▶ GOAL: Determine how many lines contain the string "pvalue", then reply with that figure only.

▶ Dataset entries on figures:
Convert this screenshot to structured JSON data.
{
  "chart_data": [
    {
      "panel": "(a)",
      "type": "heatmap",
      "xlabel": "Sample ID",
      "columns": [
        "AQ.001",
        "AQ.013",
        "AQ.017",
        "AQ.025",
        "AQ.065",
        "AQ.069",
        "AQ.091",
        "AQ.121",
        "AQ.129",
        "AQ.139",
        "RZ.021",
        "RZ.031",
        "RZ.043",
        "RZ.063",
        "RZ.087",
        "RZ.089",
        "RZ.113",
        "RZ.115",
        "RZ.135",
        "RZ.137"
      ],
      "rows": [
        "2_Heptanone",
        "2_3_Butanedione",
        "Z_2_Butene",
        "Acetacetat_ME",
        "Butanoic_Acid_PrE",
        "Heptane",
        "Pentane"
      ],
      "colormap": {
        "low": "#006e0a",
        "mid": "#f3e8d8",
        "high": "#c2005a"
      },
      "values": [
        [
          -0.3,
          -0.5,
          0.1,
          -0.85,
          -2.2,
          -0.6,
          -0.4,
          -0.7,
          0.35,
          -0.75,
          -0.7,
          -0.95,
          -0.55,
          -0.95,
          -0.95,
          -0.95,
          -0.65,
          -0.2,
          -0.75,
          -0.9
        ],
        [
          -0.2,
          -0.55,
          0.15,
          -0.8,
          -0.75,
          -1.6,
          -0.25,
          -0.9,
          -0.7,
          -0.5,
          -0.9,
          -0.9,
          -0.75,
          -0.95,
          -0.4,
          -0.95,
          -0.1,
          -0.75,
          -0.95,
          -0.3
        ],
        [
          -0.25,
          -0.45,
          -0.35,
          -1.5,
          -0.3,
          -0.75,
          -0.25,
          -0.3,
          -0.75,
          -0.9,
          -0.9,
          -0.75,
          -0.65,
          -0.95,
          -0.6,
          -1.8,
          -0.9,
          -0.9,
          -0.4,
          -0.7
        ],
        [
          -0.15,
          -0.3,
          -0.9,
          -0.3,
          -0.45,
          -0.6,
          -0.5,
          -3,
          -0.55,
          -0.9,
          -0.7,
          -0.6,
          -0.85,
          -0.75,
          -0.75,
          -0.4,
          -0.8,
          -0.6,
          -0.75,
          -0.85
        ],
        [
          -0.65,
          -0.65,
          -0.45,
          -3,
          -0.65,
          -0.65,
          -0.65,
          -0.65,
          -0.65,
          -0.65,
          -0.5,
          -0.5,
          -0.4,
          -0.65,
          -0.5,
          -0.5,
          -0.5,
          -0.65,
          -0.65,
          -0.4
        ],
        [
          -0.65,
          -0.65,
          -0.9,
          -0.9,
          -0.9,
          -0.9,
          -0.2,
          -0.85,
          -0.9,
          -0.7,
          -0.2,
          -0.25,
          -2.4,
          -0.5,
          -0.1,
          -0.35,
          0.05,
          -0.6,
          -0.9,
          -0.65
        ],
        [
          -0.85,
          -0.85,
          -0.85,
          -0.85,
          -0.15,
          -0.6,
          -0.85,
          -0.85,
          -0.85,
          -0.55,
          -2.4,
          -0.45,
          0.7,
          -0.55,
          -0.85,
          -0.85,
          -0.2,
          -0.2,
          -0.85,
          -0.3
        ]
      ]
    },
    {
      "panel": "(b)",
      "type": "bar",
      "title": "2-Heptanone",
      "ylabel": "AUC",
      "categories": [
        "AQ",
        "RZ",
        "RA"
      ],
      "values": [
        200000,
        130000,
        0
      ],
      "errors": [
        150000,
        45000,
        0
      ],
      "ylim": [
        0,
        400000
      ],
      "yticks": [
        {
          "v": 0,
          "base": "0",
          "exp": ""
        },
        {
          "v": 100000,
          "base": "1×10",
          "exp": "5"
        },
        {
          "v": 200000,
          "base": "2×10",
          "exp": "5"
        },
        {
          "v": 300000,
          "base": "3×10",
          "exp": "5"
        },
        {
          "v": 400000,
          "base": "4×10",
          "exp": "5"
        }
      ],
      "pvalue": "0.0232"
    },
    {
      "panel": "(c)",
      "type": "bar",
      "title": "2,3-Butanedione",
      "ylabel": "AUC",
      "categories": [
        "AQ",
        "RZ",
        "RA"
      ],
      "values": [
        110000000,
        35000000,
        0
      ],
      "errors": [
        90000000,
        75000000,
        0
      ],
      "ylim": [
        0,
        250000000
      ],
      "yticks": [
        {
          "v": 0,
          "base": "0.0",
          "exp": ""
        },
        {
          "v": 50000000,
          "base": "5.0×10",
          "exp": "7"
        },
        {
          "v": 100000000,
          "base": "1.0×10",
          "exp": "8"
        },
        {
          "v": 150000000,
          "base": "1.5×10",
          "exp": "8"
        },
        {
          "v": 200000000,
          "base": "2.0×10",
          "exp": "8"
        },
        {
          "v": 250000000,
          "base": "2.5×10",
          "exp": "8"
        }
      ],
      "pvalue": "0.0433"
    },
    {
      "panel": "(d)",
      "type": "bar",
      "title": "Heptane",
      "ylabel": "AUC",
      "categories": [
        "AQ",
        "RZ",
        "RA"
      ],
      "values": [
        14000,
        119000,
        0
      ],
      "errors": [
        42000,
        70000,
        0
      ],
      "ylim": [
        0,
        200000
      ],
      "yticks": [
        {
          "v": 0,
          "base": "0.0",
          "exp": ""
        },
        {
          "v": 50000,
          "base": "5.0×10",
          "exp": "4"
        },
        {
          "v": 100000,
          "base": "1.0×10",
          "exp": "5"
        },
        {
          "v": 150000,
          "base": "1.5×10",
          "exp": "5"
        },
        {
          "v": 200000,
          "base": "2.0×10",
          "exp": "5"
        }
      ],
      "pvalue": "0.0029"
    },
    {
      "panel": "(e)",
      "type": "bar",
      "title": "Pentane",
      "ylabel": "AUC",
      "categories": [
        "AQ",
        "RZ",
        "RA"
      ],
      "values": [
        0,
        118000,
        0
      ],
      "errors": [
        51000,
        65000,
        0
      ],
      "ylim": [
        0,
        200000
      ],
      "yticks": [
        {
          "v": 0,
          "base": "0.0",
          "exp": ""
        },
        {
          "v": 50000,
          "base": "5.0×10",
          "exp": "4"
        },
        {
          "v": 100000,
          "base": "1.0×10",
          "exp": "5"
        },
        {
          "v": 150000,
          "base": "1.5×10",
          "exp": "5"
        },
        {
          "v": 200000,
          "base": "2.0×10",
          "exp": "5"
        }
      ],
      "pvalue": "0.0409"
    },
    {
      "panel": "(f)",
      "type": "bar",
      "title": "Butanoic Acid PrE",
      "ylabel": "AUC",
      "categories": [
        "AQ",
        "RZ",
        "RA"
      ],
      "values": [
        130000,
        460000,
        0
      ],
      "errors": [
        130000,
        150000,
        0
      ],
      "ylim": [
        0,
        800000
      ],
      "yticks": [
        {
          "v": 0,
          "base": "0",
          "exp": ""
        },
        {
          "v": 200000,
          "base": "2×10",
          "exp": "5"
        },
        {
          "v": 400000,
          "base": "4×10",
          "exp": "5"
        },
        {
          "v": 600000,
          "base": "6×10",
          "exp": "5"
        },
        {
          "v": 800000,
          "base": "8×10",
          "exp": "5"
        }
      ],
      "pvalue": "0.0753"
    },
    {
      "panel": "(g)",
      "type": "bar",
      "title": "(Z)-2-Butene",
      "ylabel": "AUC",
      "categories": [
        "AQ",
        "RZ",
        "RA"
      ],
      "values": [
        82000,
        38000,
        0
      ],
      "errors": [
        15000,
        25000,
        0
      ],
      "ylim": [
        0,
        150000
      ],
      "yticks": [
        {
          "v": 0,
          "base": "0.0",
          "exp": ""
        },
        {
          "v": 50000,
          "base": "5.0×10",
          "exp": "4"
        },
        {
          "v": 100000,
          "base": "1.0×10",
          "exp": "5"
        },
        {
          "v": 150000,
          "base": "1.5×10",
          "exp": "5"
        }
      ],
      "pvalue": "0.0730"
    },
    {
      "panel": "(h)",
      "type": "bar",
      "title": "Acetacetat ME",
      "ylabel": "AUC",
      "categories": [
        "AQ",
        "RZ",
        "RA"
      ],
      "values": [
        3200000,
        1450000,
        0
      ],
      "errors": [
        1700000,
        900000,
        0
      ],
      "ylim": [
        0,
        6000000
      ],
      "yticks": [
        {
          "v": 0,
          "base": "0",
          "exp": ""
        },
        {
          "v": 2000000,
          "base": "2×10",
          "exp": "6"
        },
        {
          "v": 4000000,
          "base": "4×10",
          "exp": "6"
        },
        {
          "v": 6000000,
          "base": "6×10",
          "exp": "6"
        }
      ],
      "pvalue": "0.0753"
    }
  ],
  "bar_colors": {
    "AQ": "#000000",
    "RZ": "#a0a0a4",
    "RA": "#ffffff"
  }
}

▶ WRITTEN ANSWER: 7